→ **EXERCISE TASK**:
Look through the listing and locate every line containing the word "card"; copy those lines.

--------------------------------------------------

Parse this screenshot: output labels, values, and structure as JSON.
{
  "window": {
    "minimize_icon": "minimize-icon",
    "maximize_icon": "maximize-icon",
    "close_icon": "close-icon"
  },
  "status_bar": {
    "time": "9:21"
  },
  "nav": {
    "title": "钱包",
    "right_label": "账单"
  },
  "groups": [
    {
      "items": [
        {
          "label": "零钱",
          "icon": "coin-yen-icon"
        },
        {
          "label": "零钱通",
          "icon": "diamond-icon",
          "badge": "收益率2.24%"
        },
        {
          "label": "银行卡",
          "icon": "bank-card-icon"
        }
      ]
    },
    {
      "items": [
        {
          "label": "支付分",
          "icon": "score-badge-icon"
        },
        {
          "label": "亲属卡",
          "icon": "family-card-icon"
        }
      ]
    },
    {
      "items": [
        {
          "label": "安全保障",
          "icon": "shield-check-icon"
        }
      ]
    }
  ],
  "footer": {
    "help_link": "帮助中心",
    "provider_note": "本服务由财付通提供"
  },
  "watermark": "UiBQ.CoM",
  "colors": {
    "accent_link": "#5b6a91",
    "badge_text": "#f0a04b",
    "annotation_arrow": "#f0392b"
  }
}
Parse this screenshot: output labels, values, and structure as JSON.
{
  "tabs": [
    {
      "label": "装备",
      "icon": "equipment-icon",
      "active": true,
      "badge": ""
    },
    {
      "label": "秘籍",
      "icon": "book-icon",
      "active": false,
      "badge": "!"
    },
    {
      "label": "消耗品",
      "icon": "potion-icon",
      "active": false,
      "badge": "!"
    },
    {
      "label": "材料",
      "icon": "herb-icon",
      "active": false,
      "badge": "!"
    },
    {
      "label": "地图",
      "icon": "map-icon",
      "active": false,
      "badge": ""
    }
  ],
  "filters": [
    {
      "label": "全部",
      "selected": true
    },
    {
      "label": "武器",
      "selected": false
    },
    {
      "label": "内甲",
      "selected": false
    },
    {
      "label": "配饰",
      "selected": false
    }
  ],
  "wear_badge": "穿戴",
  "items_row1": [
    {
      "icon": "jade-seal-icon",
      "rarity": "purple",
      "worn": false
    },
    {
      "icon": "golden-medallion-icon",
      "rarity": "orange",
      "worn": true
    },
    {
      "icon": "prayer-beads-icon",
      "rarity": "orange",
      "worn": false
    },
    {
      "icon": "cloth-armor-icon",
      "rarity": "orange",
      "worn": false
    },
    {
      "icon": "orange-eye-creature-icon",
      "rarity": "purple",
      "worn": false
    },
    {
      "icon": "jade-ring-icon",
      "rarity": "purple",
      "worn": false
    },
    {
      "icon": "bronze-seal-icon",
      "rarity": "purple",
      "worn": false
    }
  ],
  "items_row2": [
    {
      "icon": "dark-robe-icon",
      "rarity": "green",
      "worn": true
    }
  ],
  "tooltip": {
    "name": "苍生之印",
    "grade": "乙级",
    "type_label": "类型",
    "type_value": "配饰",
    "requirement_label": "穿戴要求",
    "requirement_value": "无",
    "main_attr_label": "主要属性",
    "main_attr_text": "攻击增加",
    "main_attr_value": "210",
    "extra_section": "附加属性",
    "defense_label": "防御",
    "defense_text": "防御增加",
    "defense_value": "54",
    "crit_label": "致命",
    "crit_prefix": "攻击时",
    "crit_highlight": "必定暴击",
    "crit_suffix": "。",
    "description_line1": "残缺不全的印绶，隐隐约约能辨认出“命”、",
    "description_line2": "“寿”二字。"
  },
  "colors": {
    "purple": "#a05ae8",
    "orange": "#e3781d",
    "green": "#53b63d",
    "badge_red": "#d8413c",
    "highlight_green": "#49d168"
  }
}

--------------------------------------------------

→ **SOLUTION TO THIS PROBLEM**:
          "icon": "bank-card-icon"
          "icon": "family-card-icon"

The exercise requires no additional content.